----- DATA SUPPLIED -----

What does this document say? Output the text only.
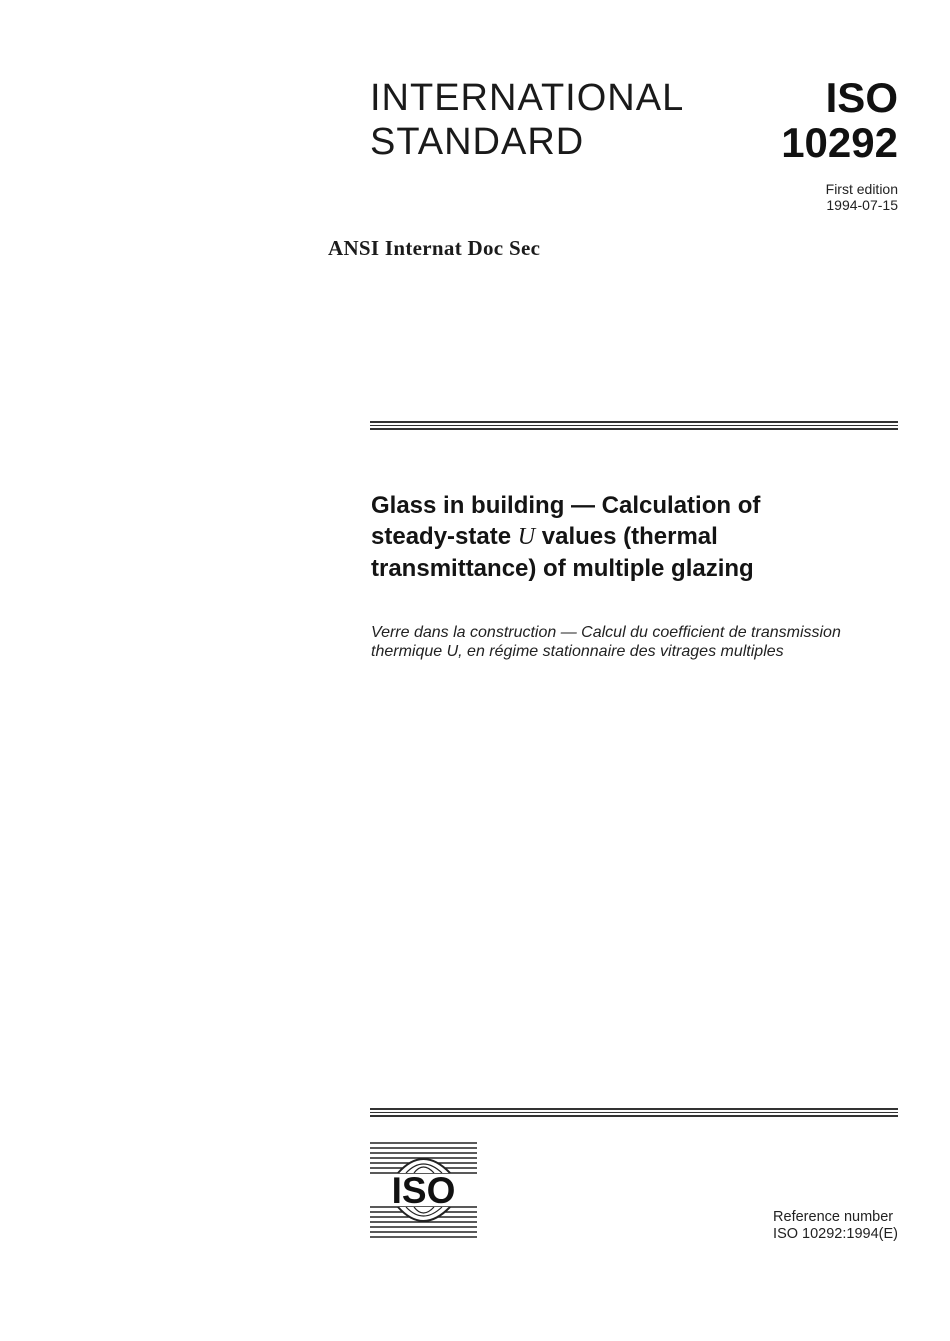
INTERNATIONAL
STANDARD
ISO
10292
First edition
1994-07-15
ANSI Internat Doc Sec
Glass in building — Calculation of
steady-state U values (thermal
transmittance) of multiple glazing
Verre dans la construction — Calcul du coefficient de transmission
thermique U, en régime stationnaire des vitrages multiples
ISO
Reference number
ISO 10292:1994(E)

-----

Without including any picture, repeat the data exactly.

▶ _SOLUTION TO THIS EXERCISE_
What does this document say? Output the text only.
INTERNATIONAL
STANDARD
ISO
10292
First edition
1994-07-15
ANSI Internat Doc Sec
Glass in building — Calculation of
steady-state U values (thermal
transmittance) of multiple glazing
Verre dans la construction — Calcul du coefficient de transmission
thermique U, en régime stationnaire des vitrages multiples
ISO
Reference number
ISO 10292:1994(E)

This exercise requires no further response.